## Task requirements
Answer with nothing but the number of lines that include the word "heading".

╭──

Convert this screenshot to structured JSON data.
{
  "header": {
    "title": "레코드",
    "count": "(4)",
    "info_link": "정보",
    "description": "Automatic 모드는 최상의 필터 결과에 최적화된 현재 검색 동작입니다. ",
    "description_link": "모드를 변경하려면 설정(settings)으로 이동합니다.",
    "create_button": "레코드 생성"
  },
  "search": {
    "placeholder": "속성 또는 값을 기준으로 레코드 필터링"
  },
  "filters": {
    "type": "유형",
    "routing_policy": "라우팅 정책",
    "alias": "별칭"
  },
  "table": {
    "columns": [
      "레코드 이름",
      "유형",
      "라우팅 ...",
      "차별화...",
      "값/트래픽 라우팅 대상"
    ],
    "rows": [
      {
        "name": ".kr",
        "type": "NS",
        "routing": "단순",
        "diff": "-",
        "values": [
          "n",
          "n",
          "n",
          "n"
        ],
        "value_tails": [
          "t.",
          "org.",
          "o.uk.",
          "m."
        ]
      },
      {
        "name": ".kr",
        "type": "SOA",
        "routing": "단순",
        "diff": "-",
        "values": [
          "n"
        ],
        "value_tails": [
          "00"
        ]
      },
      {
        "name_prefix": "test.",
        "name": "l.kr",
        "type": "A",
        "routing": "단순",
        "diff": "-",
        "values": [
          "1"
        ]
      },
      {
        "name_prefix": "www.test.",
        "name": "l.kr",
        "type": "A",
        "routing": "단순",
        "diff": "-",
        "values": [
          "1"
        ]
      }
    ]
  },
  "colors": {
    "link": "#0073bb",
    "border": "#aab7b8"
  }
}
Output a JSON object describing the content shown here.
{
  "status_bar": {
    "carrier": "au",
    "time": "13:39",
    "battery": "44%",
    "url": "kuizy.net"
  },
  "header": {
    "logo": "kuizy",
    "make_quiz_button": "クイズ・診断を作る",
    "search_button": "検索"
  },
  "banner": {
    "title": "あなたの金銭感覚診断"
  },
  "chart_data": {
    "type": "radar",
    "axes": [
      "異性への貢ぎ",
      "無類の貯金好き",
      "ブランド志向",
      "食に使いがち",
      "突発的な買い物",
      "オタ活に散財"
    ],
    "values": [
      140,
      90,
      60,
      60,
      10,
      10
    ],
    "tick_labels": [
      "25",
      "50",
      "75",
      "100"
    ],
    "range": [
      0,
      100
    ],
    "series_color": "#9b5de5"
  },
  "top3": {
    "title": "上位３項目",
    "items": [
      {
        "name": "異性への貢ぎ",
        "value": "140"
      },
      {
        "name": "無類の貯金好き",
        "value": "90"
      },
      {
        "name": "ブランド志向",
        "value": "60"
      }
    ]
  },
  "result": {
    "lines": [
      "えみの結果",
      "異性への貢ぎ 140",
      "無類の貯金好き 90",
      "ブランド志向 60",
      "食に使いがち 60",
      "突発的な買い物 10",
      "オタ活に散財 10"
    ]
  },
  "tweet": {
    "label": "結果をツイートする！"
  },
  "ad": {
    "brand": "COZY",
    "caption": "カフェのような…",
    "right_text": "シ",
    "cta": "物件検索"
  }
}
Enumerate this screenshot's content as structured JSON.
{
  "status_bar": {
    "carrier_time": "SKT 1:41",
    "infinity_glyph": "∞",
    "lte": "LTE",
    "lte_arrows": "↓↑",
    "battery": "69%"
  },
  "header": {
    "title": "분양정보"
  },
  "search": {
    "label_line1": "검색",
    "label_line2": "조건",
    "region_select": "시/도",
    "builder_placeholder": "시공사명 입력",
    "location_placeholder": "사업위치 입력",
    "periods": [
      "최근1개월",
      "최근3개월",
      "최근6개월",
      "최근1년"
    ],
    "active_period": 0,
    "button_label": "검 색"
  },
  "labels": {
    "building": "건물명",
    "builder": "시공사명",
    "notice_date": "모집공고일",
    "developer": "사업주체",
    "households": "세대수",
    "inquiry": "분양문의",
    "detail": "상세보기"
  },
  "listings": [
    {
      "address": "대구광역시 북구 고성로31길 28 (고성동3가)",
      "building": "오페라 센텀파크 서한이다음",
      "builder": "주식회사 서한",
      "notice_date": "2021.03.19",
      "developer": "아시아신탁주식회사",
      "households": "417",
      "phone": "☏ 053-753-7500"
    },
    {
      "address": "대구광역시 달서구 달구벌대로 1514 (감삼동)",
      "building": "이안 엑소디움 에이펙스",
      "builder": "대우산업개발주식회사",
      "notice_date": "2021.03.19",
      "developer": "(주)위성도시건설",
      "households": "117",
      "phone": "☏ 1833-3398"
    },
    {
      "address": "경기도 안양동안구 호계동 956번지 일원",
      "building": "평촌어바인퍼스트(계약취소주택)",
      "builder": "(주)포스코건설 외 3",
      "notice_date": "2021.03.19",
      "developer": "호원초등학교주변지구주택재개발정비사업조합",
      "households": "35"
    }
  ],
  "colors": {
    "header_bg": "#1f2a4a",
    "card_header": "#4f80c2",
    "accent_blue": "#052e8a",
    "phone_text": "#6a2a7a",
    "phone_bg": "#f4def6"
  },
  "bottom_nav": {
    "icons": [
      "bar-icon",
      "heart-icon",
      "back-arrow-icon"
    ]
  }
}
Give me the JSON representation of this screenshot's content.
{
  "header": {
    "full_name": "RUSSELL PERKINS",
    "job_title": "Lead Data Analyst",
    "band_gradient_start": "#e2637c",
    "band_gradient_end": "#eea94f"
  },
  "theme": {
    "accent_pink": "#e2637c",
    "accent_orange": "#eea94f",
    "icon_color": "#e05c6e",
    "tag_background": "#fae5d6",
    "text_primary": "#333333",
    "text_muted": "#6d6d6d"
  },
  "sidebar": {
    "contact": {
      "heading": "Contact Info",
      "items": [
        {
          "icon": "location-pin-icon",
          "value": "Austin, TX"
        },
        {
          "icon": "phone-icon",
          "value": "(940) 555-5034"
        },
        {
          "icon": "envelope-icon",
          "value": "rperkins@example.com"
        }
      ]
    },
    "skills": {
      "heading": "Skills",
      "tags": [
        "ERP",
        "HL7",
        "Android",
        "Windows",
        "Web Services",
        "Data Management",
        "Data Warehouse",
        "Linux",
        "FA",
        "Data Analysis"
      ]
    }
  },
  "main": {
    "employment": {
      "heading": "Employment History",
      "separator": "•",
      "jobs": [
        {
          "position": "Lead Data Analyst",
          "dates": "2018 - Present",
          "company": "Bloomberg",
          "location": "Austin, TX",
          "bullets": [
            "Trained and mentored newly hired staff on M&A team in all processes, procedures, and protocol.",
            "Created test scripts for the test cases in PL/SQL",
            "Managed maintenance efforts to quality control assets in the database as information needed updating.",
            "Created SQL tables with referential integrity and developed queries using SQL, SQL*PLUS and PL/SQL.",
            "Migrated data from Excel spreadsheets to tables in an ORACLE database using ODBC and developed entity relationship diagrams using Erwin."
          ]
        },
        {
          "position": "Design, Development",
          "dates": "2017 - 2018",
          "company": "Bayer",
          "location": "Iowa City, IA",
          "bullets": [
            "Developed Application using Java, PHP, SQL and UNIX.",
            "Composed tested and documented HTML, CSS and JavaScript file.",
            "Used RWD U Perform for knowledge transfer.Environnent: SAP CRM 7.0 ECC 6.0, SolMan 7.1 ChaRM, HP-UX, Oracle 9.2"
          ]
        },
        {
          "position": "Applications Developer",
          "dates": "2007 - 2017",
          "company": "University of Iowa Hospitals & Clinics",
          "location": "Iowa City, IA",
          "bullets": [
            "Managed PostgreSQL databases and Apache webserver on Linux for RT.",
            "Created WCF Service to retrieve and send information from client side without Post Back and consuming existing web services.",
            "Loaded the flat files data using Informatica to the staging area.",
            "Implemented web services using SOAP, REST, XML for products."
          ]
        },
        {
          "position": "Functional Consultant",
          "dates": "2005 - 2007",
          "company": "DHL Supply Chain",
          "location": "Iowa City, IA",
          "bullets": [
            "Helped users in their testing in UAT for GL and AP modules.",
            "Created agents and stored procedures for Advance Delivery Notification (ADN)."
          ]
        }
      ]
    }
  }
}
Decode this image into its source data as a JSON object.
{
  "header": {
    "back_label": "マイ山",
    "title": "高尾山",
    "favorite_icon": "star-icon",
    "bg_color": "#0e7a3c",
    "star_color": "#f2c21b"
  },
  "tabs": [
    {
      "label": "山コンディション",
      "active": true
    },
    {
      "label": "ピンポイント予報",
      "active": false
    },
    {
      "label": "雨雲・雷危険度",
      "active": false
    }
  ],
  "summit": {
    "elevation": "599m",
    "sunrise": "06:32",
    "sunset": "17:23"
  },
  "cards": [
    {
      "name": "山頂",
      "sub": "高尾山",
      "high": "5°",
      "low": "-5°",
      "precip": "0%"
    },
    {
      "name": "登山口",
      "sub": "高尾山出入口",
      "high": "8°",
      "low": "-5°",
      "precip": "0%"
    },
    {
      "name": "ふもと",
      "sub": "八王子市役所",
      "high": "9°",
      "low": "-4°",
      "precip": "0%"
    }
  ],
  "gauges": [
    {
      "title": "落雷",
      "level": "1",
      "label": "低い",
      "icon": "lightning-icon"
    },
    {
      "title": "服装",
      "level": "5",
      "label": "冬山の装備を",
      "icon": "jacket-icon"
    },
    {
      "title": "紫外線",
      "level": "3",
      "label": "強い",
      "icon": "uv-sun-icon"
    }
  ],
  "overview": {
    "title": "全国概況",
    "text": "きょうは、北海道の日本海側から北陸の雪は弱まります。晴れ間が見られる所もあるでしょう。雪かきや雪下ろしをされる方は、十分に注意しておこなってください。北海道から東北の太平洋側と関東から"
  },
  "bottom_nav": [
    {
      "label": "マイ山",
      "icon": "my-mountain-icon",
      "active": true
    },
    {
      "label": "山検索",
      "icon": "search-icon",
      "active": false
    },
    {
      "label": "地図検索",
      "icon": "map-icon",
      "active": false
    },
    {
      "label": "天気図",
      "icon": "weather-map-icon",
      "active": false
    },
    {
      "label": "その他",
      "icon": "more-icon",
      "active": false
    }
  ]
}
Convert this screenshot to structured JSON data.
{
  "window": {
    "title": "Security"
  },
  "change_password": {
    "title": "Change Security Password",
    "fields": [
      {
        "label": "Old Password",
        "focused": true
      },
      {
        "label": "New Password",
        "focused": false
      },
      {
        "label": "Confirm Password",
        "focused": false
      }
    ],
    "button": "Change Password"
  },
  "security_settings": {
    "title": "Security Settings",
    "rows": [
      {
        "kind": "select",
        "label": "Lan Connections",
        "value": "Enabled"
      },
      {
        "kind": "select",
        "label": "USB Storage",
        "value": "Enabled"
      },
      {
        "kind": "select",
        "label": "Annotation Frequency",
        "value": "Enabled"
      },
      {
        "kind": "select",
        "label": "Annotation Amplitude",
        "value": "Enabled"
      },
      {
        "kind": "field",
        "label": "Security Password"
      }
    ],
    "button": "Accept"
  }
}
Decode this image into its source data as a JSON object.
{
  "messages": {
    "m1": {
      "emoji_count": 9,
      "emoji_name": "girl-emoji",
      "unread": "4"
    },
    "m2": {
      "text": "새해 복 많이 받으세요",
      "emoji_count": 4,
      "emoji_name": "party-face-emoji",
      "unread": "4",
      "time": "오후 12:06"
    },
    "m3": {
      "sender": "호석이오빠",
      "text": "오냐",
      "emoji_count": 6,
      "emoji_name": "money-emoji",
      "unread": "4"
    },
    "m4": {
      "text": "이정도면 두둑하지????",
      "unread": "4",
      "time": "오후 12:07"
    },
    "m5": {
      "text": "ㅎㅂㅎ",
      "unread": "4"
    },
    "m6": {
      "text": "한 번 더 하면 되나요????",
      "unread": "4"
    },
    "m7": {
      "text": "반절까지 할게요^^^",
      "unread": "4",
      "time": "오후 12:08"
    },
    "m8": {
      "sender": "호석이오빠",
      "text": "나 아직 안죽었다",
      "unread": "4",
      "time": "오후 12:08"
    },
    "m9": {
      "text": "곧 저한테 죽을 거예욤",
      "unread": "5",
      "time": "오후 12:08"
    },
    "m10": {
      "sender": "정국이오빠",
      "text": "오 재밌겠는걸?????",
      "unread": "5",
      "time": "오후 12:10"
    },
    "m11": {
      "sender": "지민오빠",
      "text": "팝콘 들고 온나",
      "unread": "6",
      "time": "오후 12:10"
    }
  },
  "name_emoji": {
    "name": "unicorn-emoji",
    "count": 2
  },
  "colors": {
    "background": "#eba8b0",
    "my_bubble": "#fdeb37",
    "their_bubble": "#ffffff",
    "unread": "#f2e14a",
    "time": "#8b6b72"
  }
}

╰──

## Output
3